The request — Write out the listing below from the line containing "OCR this image." to its last line, unaltered, ends included.
(begin)
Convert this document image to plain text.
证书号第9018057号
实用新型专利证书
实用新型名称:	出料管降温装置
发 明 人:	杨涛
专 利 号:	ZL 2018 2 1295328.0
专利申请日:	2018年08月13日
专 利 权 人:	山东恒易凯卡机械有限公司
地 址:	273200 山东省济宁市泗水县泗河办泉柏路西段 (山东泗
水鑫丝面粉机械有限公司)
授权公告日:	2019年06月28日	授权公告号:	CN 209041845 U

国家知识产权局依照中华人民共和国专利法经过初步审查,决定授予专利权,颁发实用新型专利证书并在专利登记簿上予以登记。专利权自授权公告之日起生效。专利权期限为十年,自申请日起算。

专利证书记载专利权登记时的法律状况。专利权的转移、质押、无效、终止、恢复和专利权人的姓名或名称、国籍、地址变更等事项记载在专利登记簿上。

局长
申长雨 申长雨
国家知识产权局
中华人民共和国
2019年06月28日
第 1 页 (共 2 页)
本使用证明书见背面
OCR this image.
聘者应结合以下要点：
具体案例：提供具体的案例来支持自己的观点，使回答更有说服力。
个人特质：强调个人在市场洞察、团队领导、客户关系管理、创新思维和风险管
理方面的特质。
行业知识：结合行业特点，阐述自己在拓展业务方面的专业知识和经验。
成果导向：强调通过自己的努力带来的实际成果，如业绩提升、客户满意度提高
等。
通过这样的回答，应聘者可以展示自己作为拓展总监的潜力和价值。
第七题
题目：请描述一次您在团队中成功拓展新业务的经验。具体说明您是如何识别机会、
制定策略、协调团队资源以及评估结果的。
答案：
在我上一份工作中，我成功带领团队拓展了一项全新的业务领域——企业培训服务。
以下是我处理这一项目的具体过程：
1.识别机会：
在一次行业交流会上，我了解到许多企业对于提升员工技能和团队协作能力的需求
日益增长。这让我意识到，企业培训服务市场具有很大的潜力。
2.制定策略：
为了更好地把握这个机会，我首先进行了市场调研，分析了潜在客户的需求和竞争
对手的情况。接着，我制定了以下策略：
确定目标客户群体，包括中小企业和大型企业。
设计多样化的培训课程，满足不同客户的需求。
(end)
Reply —
OCR this image.
聘者应结合以下要点：
具体案例：提供具体的案例来支持自己的观点，使回答更有说服力。
个人特质：强调个人在市场洞察、团队领导、客户关系管理、创新思维和风险管
理方面的特质。
行业知识：结合行业特点，阐述自己在拓展业务方面的专业知识和经验。
成果导向：强调通过自己的努力带来的实际成果，如业绩提升、客户满意度提高
等。
通过这样的回答，应聘者可以展示自己作为拓展总监的潜力和价值。
第七题
题目：请描述一次您在团队中成功拓展新业务的经验。具体说明您是如何识别机会、
制定策略、协调团队资源以及评估结果的。
答案：
在我上一份工作中，我成功带领团队拓展了一项全新的业务领域——企业培训服务。
以下是我处理这一项目的具体过程：
1.识别机会：
在一次行业交流会上，我了解到许多企业对于提升员工技能和团队协作能力的需求
日益增长。这让我意识到，企业培训服务市场具有很大的潜力。
2.制定策略：
为了更好地把握这个机会，我首先进行了市场调研，分析了潜在客户的需求和竞争
对手的情况。接着，我制定了以下策略：
确定目标客户群体，包括中小企业和大型企业。
设计多样化的培训课程，满足不同客户的需求。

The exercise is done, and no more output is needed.